DESCRIPTION OF THE TASK>
Change every instance of "row-label" to "row-name" in the records below and reproduce all other lines unchanged. Leave the pictures out of your answer.
++++ WORKING DATA
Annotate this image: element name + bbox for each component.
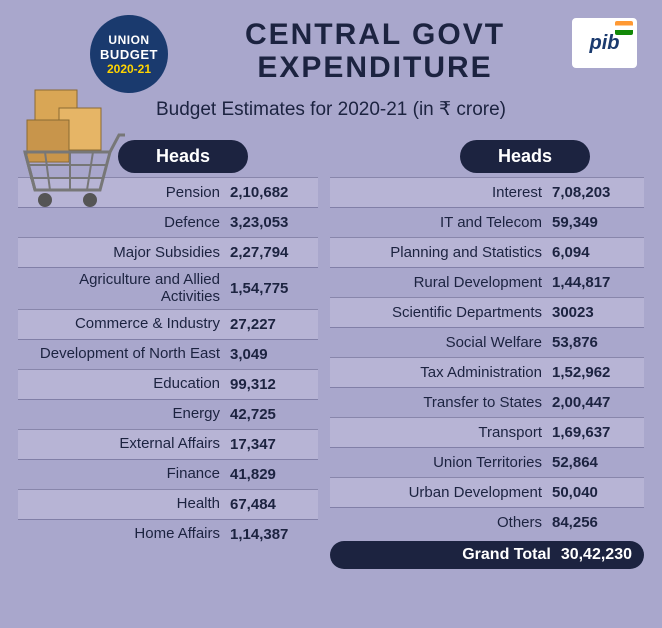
table-row: Rural Development1,44,817 — [330, 267, 644, 297]
row-label: Social Welfare — [336, 334, 552, 351]
table-row: Home Affairs1,14,387 — [18, 519, 318, 549]
right-rows: Interest7,08,203IT and Telecom59,349Plan… — [330, 177, 644, 537]
row-label: Scientific Departments — [336, 304, 552, 321]
table-row: Education99,312 — [18, 369, 318, 399]
row-label: Agriculture and Allied Activities — [24, 271, 230, 306]
row-label: Education — [24, 375, 230, 392]
badge-line3: 2020-21 — [90, 62, 168, 76]
table-row: Development of North East3,049 — [18, 339, 318, 369]
row-value: 3,049 — [230, 346, 312, 363]
table-row: Major Subsidies2,27,794 — [18, 237, 318, 267]
row-label: Development of North East — [24, 345, 230, 362]
row-label: Transfer to States — [336, 394, 552, 411]
row-value: 7,08,203 — [552, 184, 638, 201]
table-row: Energy42,725 — [18, 399, 318, 429]
row-value: 1,69,637 — [552, 424, 638, 441]
table-row: Social Welfare53,876 — [330, 327, 644, 357]
grand-total-value: 30,42,230 — [561, 546, 632, 564]
row-value: 59,349 — [552, 214, 638, 231]
left-rows: Pension2,10,682Defence3,23,053Major Subs… — [18, 177, 318, 549]
table-row: Finance41,829 — [18, 459, 318, 489]
row-value: 1,52,962 — [552, 364, 638, 381]
row-label: Interest — [336, 184, 552, 201]
table-row: Agriculture and Allied Activities1,54,77… — [18, 267, 318, 309]
table-row: Defence3,23,053 — [18, 207, 318, 237]
right-column: Heads Interest7,08,203IT and Telecom59,3… — [330, 140, 644, 569]
row-value: 6,094 — [552, 244, 638, 261]
row-label: External Affairs — [24, 435, 230, 452]
row-value: 67,484 — [230, 496, 312, 513]
row-value: 2,10,682 — [230, 184, 312, 201]
row-value: 3,23,053 — [230, 214, 312, 231]
row-value: 17,347 — [230, 436, 312, 453]
row-value: 42,725 — [230, 406, 312, 423]
row-value: 2,27,794 — [230, 244, 312, 261]
row-label: Major Subsidies — [24, 244, 230, 261]
row-value: 52,864 — [552, 454, 638, 471]
row-label: Health — [24, 495, 230, 512]
table-row: Transport1,69,637 — [330, 417, 644, 447]
grand-total-row: Grand Total 30,42,230 — [330, 541, 644, 569]
row-label: IT and Telecom — [336, 214, 552, 231]
row-label: Rural Development — [336, 274, 552, 291]
row-label: Commerce & Industry — [24, 315, 230, 332]
table-row: Transfer to States2,00,447 — [330, 387, 644, 417]
table-row: Planning and Statistics6,094 — [330, 237, 644, 267]
grand-total-label: Grand Total — [342, 546, 561, 564]
row-label: Urban Development — [336, 484, 552, 501]
badge-line1: UNION — [90, 33, 168, 47]
row-value: 1,44,817 — [552, 274, 638, 291]
row-label: Energy — [24, 405, 230, 422]
row-value: 27,227 — [230, 316, 312, 333]
table-row: Others84,256 — [330, 507, 644, 537]
cart-illustration — [15, 80, 125, 210]
pib-logo: pib — [572, 18, 637, 68]
row-label: Union Territories — [336, 454, 552, 471]
table-row: External Affairs17,347 — [18, 429, 318, 459]
row-label: Finance — [24, 465, 230, 482]
row-label: Defence — [24, 214, 230, 231]
heads-pill-right: Heads — [460, 140, 590, 173]
table-row: Commerce & Industry27,227 — [18, 309, 318, 339]
heads-pill-left: Heads — [118, 140, 248, 173]
row-label: Home Affairs — [24, 525, 230, 542]
row-label: Tax Administration — [336, 364, 552, 381]
table-row: Scientific Departments30023 — [330, 297, 644, 327]
row-value: 30023 — [552, 304, 638, 321]
table-row: Health67,484 — [18, 489, 318, 519]
table-row: Urban Development50,040 — [330, 477, 644, 507]
row-value: 99,312 — [230, 376, 312, 393]
row-label: Transport — [336, 424, 552, 441]
row-value: 84,256 — [552, 514, 638, 531]
row-value: 1,54,775 — [230, 280, 312, 297]
row-label: Others — [336, 514, 552, 531]
table-row: Tax Administration1,52,962 — [330, 357, 644, 387]
table-row: IT and Telecom59,349 — [330, 207, 644, 237]
badge-line2: BUDGET — [90, 47, 168, 62]
row-value: 50,040 — [552, 484, 638, 501]
page-title: CENTRAL GOVT EXPENDITURE — [210, 18, 540, 84]
table-row: Union Territories52,864 — [330, 447, 644, 477]
row-value: 2,00,447 — [552, 394, 638, 411]
row-label: Planning and Statistics — [336, 244, 552, 261]
row-value: 1,14,387 — [230, 526, 312, 543]
row-value: 41,829 — [230, 466, 312, 483]
table-row: Interest7,08,203 — [330, 177, 644, 207]
logo-text: pib — [590, 32, 620, 55]
row-value: 53,876 — [552, 334, 638, 351]
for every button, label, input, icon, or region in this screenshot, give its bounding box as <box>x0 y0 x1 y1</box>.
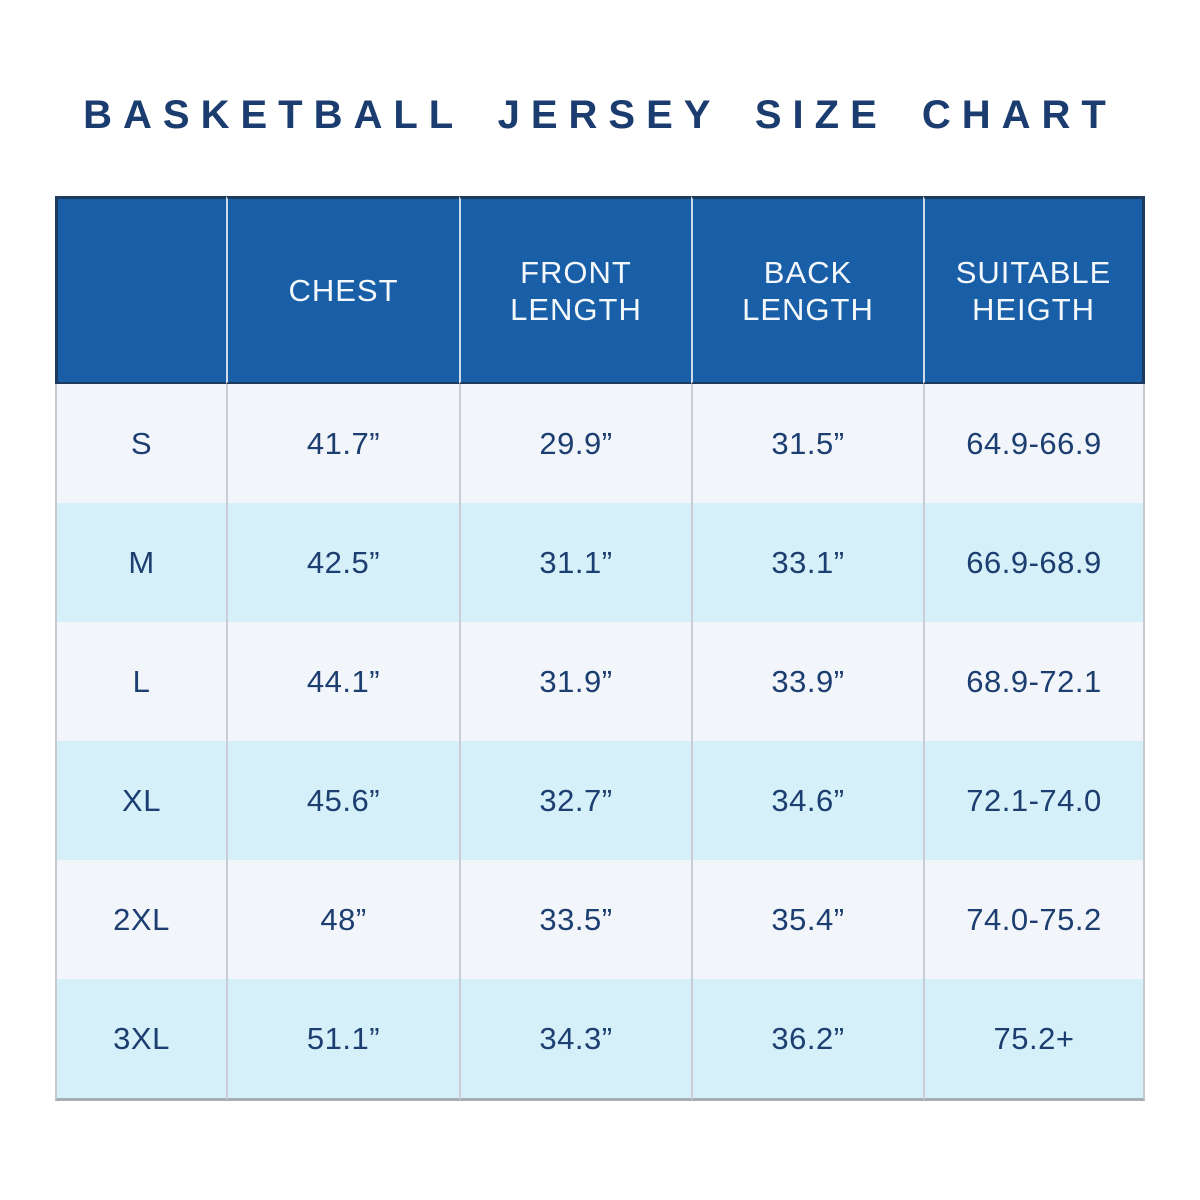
++++++++
WRITTEN RESPONSE>
Annotate this image: element name + bbox for each component.
table-row: Rural Development1,44,817 — [330, 267, 644, 297]
row-name: Social Welfare — [336, 334, 552, 351]
table-row: Home Affairs1,14,387 — [18, 519, 318, 549]
right-rows: Interest7,08,203IT and Telecom59,349Plan… — [330, 177, 644, 537]
row-name: Scientific Departments — [336, 304, 552, 321]
table-row: Education99,312 — [18, 369, 318, 399]
row-name: Agriculture and Allied Activities — [24, 271, 230, 306]
row-name: Education — [24, 375, 230, 392]
badge-line3: 2020-21 — [90, 62, 168, 76]
table-row: Development of North East3,049 — [18, 339, 318, 369]
row-value: 3,049 — [230, 346, 312, 363]
table-row: Major Subsidies2,27,794 — [18, 237, 318, 267]
row-name: Development of North East — [24, 345, 230, 362]
row-name: Transfer to States — [336, 394, 552, 411]
row-value: 7,08,203 — [552, 184, 638, 201]
table-row: Energy42,725 — [18, 399, 318, 429]
row-value: 1,69,637 — [552, 424, 638, 441]
table-row: Social Welfare53,876 — [330, 327, 644, 357]
grand-total-value: 30,42,230 — [561, 546, 632, 564]
row-value: 59,349 — [552, 214, 638, 231]
left-rows: Pension2,10,682Defence3,23,053Major Subs… — [18, 177, 318, 549]
table-row: Finance41,829 — [18, 459, 318, 489]
row-value: 1,52,962 — [552, 364, 638, 381]
row-name: Interest — [336, 184, 552, 201]
table-row: Agriculture and Allied Activities1,54,77… — [18, 267, 318, 309]
table-row: Defence3,23,053 — [18, 207, 318, 237]
right-column: Heads Interest7,08,203IT and Telecom59,3… — [330, 140, 644, 569]
row-value: 6,094 — [552, 244, 638, 261]
row-name: External Affairs — [24, 435, 230, 452]
row-value: 67,484 — [230, 496, 312, 513]
row-value: 2,10,682 — [230, 184, 312, 201]
row-value: 3,23,053 — [230, 214, 312, 231]
row-value: 17,347 — [230, 436, 312, 453]
row-value: 42,725 — [230, 406, 312, 423]
row-value: 2,27,794 — [230, 244, 312, 261]
row-name: Major Subsidies — [24, 244, 230, 261]
row-value: 52,864 — [552, 454, 638, 471]
row-name: Health — [24, 495, 230, 512]
table-row: Transport1,69,637 — [330, 417, 644, 447]
grand-total-row: Grand Total 30,42,230 — [330, 541, 644, 569]
row-name: IT and Telecom — [336, 214, 552, 231]
row-name: Rural Development — [336, 274, 552, 291]
row-name: Commerce & Industry — [24, 315, 230, 332]
table-row: Transfer to States2,00,447 — [330, 387, 644, 417]
table-row: Planning and Statistics6,094 — [330, 237, 644, 267]
grand-total-label: Grand Total — [342, 546, 561, 564]
row-name: Urban Development — [336, 484, 552, 501]
badge-line1: UNION — [90, 33, 168, 47]
row-value: 1,44,817 — [552, 274, 638, 291]
row-name: Energy — [24, 405, 230, 422]
row-value: 27,227 — [230, 316, 312, 333]
table-row: Others84,256 — [330, 507, 644, 537]
cart-illustration — [15, 80, 125, 210]
pib-logo: pib — [572, 18, 637, 68]
row-name: Union Territories — [336, 454, 552, 471]
table-row: External Affairs17,347 — [18, 429, 318, 459]
row-name: Finance — [24, 465, 230, 482]
row-name: Defence — [24, 214, 230, 231]
heads-pill-right: Heads — [460, 140, 590, 173]
table-row: Commerce & Industry27,227 — [18, 309, 318, 339]
heads-pill-left: Heads — [118, 140, 248, 173]
row-name: Home Affairs — [24, 525, 230, 542]
row-name: Tax Administration — [336, 364, 552, 381]
table-row: Scientific Departments30023 — [330, 297, 644, 327]
row-value: 30023 — [552, 304, 638, 321]
table-row: Health67,484 — [18, 489, 318, 519]
table-row: Urban Development50,040 — [330, 477, 644, 507]
row-value: 99,312 — [230, 376, 312, 393]
row-name: Transport — [336, 424, 552, 441]
row-value: 84,256 — [552, 514, 638, 531]
row-value: 1,54,775 — [230, 280, 312, 297]
row-name: Others — [336, 514, 552, 531]
table-row: Tax Administration1,52,962 — [330, 357, 644, 387]
table-row: IT and Telecom59,349 — [330, 207, 644, 237]
badge-line2: BUDGET — [90, 47, 168, 62]
row-value: 50,040 — [552, 484, 638, 501]
page-title: CENTRAL GOVT EXPENDITURE — [210, 18, 540, 84]
table-row: Union Territories52,864 — [330, 447, 644, 477]
row-value: 2,00,447 — [552, 394, 638, 411]
row-name: Planning and Statistics — [336, 244, 552, 261]
row-value: 1,14,387 — [230, 526, 312, 543]
row-value: 41,829 — [230, 466, 312, 483]
table-row: Interest7,08,203 — [330, 177, 644, 207]
logo-text: pib — [590, 32, 620, 55]
row-value: 53,876 — [552, 334, 638, 351]
for every button, label, input, icon, or region in this screenshot, give its bounding box as <box>x0 y0 x1 y1</box>.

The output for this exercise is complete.